__PROMPT__.
Determine how many rows of the records below contain the string "line", and reply with that number alone.

__Data records__.
= = =
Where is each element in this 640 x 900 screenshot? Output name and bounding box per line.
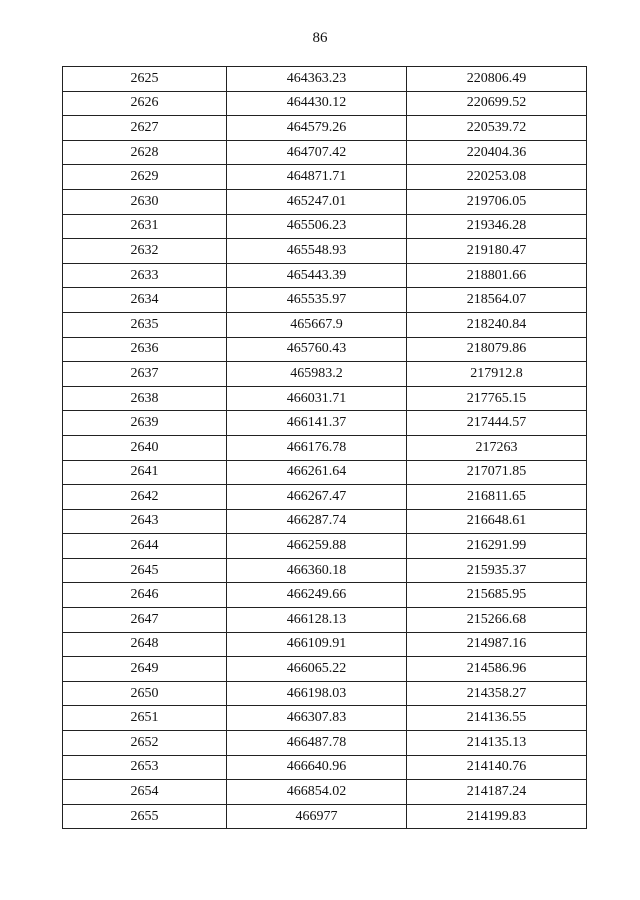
table-row	[63, 780, 587, 805]
table-row	[63, 386, 587, 411]
point-id-cell: 2642	[63, 485, 227, 510]
table-row	[63, 534, 587, 559]
point-id-cell: 2629	[63, 165, 227, 190]
point-id-cell: 2652	[63, 731, 227, 756]
y-coordinate-cell: 220806.49	[407, 67, 587, 92]
table-row	[63, 509, 587, 534]
table-row	[63, 583, 587, 608]
table-row	[63, 239, 587, 264]
point-id-cell: 2633	[63, 263, 227, 288]
x-coordinate-cell: 466141.37	[227, 411, 407, 436]
point-id-cell: 2645	[63, 558, 227, 583]
y-coordinate-cell: 219180.47	[407, 239, 587, 264]
table-row	[63, 288, 587, 313]
y-coordinate-cell: 217765.15	[407, 386, 587, 411]
table-row	[63, 632, 587, 657]
table-row	[63, 485, 587, 510]
point-id-cell: 2626	[63, 91, 227, 116]
point-id-cell: 2648	[63, 632, 227, 657]
y-coordinate-cell: 214586.96	[407, 657, 587, 682]
y-coordinate-cell: 217263	[407, 435, 587, 460]
y-coordinate-cell: 219706.05	[407, 189, 587, 214]
x-coordinate-cell: 465443.39	[227, 263, 407, 288]
table-row	[63, 140, 587, 165]
point-id-cell: 2651	[63, 706, 227, 731]
x-coordinate-cell: 466977	[227, 804, 407, 829]
point-id-cell: 2631	[63, 214, 227, 239]
point-id-cell: 2646	[63, 583, 227, 608]
y-coordinate-cell: 216648.61	[407, 509, 587, 534]
table-row	[63, 706, 587, 731]
table-body	[63, 67, 587, 829]
table-row	[63, 165, 587, 190]
y-coordinate-cell: 218801.66	[407, 263, 587, 288]
point-id-cell: 2639	[63, 411, 227, 436]
table-row	[63, 681, 587, 706]
y-coordinate-cell: 216291.99	[407, 534, 587, 559]
table-row	[63, 116, 587, 141]
x-coordinate-cell: 464871.71	[227, 165, 407, 190]
y-coordinate-cell: 217071.85	[407, 460, 587, 485]
y-coordinate-cell: 220253.08	[407, 165, 587, 190]
x-coordinate-cell: 465760.43	[227, 337, 407, 362]
point-id-cell: 2625	[63, 67, 227, 92]
table-row	[63, 411, 587, 436]
table-row	[63, 755, 587, 780]
table-row	[63, 657, 587, 682]
x-coordinate-cell: 466267.47	[227, 485, 407, 510]
y-coordinate-cell: 216811.65	[407, 485, 587, 510]
x-coordinate-cell: 465535.97	[227, 288, 407, 313]
x-coordinate-cell: 466360.18	[227, 558, 407, 583]
table-row	[63, 460, 587, 485]
point-id-cell: 2649	[63, 657, 227, 682]
point-id-cell: 2640	[63, 435, 227, 460]
table-row	[63, 214, 587, 239]
table-row	[63, 337, 587, 362]
table-row	[63, 804, 587, 829]
x-coordinate-cell: 466031.71	[227, 386, 407, 411]
y-coordinate-cell: 214136.55	[407, 706, 587, 731]
table-row	[63, 362, 587, 387]
x-coordinate-cell: 466287.74	[227, 509, 407, 534]
table-row	[63, 263, 587, 288]
point-id-cell: 2650	[63, 681, 227, 706]
table-row	[63, 91, 587, 116]
point-id-cell: 2627	[63, 116, 227, 141]
y-coordinate-cell: 217912.8	[407, 362, 587, 387]
coordinates-table	[62, 66, 587, 829]
point-id-cell: 2628	[63, 140, 227, 165]
point-id-cell: 2637	[63, 362, 227, 387]
point-id-cell: 2632	[63, 239, 227, 264]
table-row	[63, 67, 587, 92]
y-coordinate-cell: 214199.83	[407, 804, 587, 829]
point-id-cell: 2638	[63, 386, 227, 411]
x-coordinate-cell: 464363.23	[227, 67, 407, 92]
point-id-cell: 2635	[63, 312, 227, 337]
point-id-cell: 2634	[63, 288, 227, 313]
x-coordinate-cell: 466487.78	[227, 731, 407, 756]
table-row	[63, 608, 587, 633]
y-coordinate-cell: 219346.28	[407, 214, 587, 239]
x-coordinate-cell: 466261.64	[227, 460, 407, 485]
y-coordinate-cell: 218240.84	[407, 312, 587, 337]
y-coordinate-cell: 215266.68	[407, 608, 587, 633]
x-coordinate-cell: 466640.96	[227, 755, 407, 780]
x-coordinate-cell: 464707.42	[227, 140, 407, 165]
page-number: 86	[312, 30, 328, 46]
table-row	[63, 189, 587, 214]
x-coordinate-cell: 466065.22	[227, 657, 407, 682]
table-row	[63, 558, 587, 583]
x-coordinate-cell: 465983.2	[227, 362, 407, 387]
table-row	[63, 435, 587, 460]
y-coordinate-cell: 214987.16	[407, 632, 587, 657]
x-coordinate-cell: 465506.23	[227, 214, 407, 239]
x-coordinate-cell: 466249.66	[227, 583, 407, 608]
x-coordinate-cell: 464579.26	[227, 116, 407, 141]
y-coordinate-cell: 215685.95	[407, 583, 587, 608]
x-coordinate-cell: 465247.01	[227, 189, 407, 214]
table-row	[63, 312, 587, 337]
x-coordinate-cell: 465548.93	[227, 239, 407, 264]
point-id-cell: 2641	[63, 460, 227, 485]
point-id-cell: 2655	[63, 804, 227, 829]
point-id-cell: 2644	[63, 534, 227, 559]
y-coordinate-cell: 220404.36	[407, 140, 587, 165]
y-coordinate-cell: 220539.72	[407, 116, 587, 141]
x-coordinate-cell: 466176.78	[227, 435, 407, 460]
point-id-cell: 2643	[63, 509, 227, 534]
point-id-cell: 2653	[63, 755, 227, 780]
point-id-cell: 2654	[63, 780, 227, 805]
y-coordinate-cell: 217444.57	[407, 411, 587, 436]
x-coordinate-cell: 466854.02	[227, 780, 407, 805]
table-row	[63, 731, 587, 756]
point-id-cell: 2647	[63, 608, 227, 633]
y-coordinate-cell: 214140.76	[407, 755, 587, 780]
y-coordinate-cell: 214358.27	[407, 681, 587, 706]
y-coordinate-cell: 215935.37	[407, 558, 587, 583]
y-coordinate-cell: 214187.24	[407, 780, 587, 805]
x-coordinate-cell: 466128.13	[227, 608, 407, 633]
point-id-cell: 2630	[63, 189, 227, 214]
x-coordinate-cell: 465667.9	[227, 312, 407, 337]
x-coordinate-cell: 466307.83	[227, 706, 407, 731]
y-coordinate-cell: 218079.86	[407, 337, 587, 362]
y-coordinate-cell: 214135.13	[407, 731, 587, 756]
y-coordinate-cell: 218564.07	[407, 288, 587, 313]
point-id-cell: 2636	[63, 337, 227, 362]
x-coordinate-cell: 464430.12	[227, 91, 407, 116]
y-coordinate-cell: 220699.52	[407, 91, 587, 116]
x-coordinate-cell: 466198.03	[227, 681, 407, 706]
x-coordinate-cell: 466109.91	[227, 632, 407, 657]
x-coordinate-cell: 466259.88	[227, 534, 407, 559]
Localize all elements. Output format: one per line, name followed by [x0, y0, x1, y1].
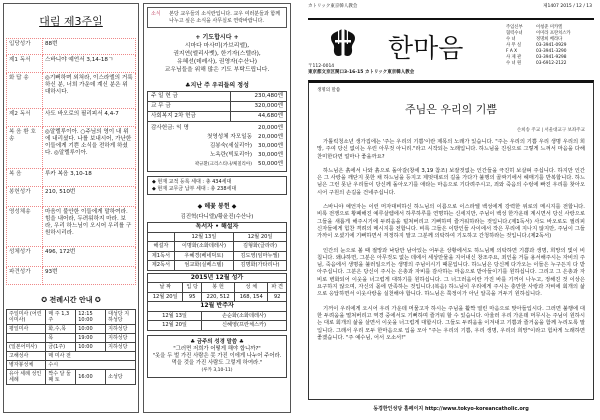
= = =
__SOLUTION TO THE EXERCISE__.
2